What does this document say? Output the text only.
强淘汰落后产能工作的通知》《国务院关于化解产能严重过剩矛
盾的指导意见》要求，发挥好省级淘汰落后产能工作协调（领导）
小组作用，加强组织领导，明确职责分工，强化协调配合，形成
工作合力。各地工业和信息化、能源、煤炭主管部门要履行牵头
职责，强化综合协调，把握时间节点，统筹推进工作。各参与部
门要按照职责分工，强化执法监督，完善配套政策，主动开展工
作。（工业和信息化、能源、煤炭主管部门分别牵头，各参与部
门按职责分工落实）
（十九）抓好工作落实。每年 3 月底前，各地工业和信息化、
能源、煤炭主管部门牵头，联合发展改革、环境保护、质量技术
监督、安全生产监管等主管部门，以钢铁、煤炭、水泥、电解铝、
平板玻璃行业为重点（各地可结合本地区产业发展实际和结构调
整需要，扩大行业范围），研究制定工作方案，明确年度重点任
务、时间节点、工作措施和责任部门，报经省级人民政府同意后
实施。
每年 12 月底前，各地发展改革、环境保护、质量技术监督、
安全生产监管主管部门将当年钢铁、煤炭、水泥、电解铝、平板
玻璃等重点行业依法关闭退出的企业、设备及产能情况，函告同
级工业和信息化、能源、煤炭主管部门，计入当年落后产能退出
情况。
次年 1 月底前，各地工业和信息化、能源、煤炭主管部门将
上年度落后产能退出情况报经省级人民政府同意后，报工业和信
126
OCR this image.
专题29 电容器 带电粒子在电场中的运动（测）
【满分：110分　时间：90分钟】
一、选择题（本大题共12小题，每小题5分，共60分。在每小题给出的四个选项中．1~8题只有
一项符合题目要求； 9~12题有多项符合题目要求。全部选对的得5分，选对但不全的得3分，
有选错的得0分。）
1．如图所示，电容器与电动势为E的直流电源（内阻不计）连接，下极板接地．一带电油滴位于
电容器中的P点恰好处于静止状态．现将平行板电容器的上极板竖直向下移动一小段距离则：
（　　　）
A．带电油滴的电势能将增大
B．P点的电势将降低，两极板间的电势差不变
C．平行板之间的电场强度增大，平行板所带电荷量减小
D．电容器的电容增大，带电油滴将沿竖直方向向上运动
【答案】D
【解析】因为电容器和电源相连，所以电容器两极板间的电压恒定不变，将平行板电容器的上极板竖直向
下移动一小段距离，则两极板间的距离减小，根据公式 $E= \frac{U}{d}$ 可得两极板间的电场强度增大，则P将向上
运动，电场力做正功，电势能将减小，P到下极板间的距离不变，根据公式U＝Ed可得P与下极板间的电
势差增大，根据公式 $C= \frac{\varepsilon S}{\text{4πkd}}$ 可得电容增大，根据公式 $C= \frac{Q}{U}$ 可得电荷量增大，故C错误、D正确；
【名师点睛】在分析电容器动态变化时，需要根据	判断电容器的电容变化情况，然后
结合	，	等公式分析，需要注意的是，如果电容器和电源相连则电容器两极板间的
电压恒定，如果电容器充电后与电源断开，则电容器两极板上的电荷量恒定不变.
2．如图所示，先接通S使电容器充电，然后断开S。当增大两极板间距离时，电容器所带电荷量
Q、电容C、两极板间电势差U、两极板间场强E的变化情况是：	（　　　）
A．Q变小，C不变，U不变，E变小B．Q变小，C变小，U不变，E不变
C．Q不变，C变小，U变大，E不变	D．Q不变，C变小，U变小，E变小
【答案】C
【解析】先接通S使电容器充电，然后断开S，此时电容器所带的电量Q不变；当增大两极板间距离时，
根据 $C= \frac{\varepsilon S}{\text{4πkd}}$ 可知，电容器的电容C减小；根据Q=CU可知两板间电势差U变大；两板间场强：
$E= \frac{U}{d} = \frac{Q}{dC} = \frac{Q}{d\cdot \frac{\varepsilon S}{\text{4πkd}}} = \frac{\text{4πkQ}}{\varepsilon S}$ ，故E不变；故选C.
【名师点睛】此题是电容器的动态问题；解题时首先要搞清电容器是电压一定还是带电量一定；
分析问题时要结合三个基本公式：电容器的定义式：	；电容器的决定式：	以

EXERCISE GOAL: List all lines holding the string "各参与部".

SOLUTION TO THE PROBLEM:
职责，强化综合协调，把握时间节点，统筹推进工作。各参与部
作。（工业和信息化、能源、煤炭主管部门分别牵头，各参与部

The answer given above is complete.